■ **Task objective**
Transcribe every line of the listing below without any deviation.
>> BEGIN Data lines
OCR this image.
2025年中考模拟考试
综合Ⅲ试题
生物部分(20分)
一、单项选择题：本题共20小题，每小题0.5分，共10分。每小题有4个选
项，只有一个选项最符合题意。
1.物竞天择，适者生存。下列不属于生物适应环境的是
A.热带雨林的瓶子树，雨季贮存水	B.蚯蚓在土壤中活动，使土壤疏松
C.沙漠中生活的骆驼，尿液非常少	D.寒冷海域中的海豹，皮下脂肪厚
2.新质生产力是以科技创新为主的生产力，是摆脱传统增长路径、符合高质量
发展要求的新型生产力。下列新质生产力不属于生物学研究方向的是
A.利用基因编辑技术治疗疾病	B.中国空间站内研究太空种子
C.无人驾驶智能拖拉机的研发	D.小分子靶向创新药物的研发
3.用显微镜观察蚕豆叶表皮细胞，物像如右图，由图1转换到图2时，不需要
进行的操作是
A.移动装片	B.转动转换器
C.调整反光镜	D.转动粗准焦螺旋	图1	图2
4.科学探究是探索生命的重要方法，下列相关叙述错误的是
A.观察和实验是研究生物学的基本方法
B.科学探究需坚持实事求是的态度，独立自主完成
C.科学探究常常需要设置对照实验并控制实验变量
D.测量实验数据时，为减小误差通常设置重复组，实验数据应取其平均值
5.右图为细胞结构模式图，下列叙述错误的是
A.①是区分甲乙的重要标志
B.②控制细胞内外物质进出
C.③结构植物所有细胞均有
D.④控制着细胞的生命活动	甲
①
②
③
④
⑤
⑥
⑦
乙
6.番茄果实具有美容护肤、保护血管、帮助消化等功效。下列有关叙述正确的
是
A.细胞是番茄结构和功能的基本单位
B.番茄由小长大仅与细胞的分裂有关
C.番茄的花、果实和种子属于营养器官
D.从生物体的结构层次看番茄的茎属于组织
>> END Data lines
■ **Exercise response**
OCR this image.
2025年中考模拟考试
综合Ⅲ试题
生物部分(20分)
一、单项选择题：本题共20小题，每小题0.5分，共10分。每小题有4个选
项，只有一个选项最符合题意。
1.物竞天择，适者生存。下列不属于生物适应环境的是
A.热带雨林的瓶子树，雨季贮存水	B.蚯蚓在土壤中活动，使土壤疏松
C.沙漠中生活的骆驼，尿液非常少	D.寒冷海域中的海豹，皮下脂肪厚
2.新质生产力是以科技创新为主的生产力，是摆脱传统增长路径、符合高质量
发展要求的新型生产力。下列新质生产力不属于生物学研究方向的是
A.利用基因编辑技术治疗疾病	B.中国空间站内研究太空种子
C.无人驾驶智能拖拉机的研发	D.小分子靶向创新药物的研发
3.用显微镜观察蚕豆叶表皮细胞，物像如右图，由图1转换到图2时，不需要
进行的操作是
A.移动装片	B.转动转换器
C.调整反光镜	D.转动粗准焦螺旋	图1	图2
4.科学探究是探索生命的重要方法，下列相关叙述错误的是
A.观察和实验是研究生物学的基本方法
B.科学探究需坚持实事求是的态度，独立自主完成
C.科学探究常常需要设置对照实验并控制实验变量
D.测量实验数据时，为减小误差通常设置重复组，实验数据应取其平均值
5.右图为细胞结构模式图，下列叙述错误的是
A.①是区分甲乙的重要标志
B.②控制细胞内外物质进出
C.③结构植物所有细胞均有
D.④控制着细胞的生命活动	甲
①
②
③
④
⑤
⑥
⑦
乙
6.番茄果实具有美容护肤、保护血管、帮助消化等功效。下列有关叙述正确的
是
A.细胞是番茄结构和功能的基本单位
B.番茄由小长大仅与细胞的分裂有关
C.番茄的花、果实和种子属于营养器官
D.从生物体的结构层次看番茄的茎属于组织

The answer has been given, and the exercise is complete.